STATED TASK =
Give the number of lines that include the word "Someone", nothing more.

Collected data =
------------------------------------------------------------

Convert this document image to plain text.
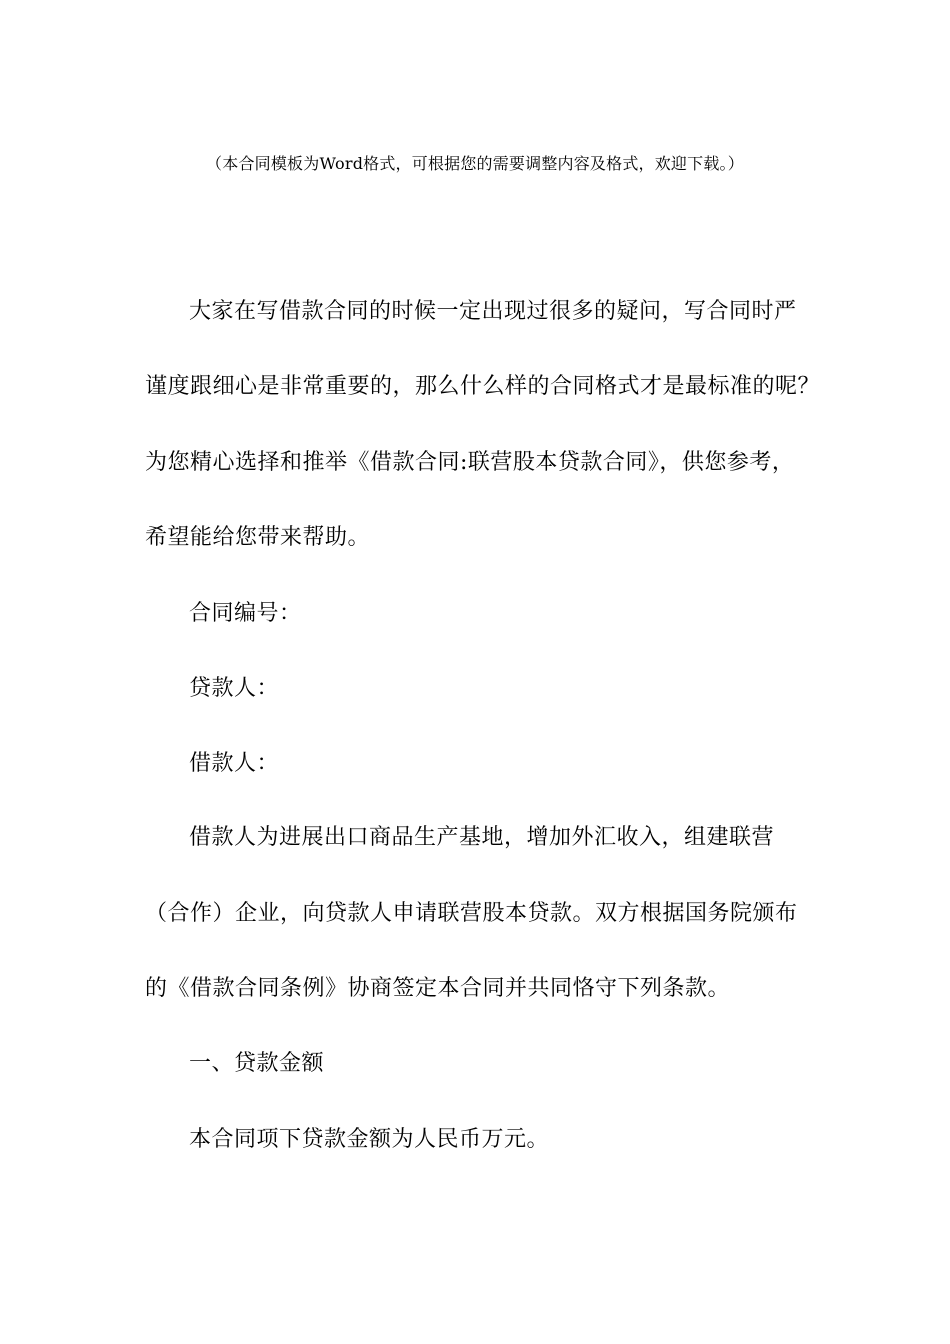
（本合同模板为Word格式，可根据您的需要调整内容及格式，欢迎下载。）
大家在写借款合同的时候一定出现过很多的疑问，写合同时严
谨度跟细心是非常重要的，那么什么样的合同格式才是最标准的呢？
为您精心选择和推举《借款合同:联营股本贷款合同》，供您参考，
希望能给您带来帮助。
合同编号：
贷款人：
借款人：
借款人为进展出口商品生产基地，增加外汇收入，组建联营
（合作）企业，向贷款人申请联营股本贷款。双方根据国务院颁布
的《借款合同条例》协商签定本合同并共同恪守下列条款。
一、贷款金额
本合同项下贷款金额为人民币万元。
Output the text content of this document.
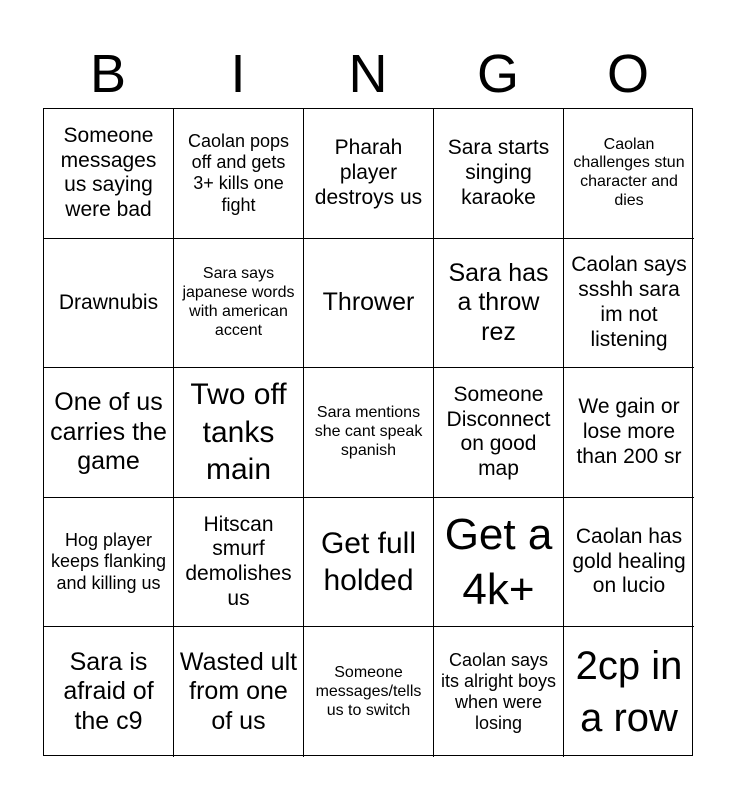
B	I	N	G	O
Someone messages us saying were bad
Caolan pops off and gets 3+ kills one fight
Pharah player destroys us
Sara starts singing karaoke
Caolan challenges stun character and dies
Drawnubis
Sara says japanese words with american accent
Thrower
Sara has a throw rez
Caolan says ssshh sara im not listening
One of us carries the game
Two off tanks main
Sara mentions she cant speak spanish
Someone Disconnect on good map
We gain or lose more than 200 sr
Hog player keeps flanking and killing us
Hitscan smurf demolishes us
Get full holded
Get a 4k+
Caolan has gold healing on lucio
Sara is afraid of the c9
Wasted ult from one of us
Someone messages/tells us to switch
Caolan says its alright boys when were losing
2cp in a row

------------------------------------------------------------

SOLVED EXERCISE =
3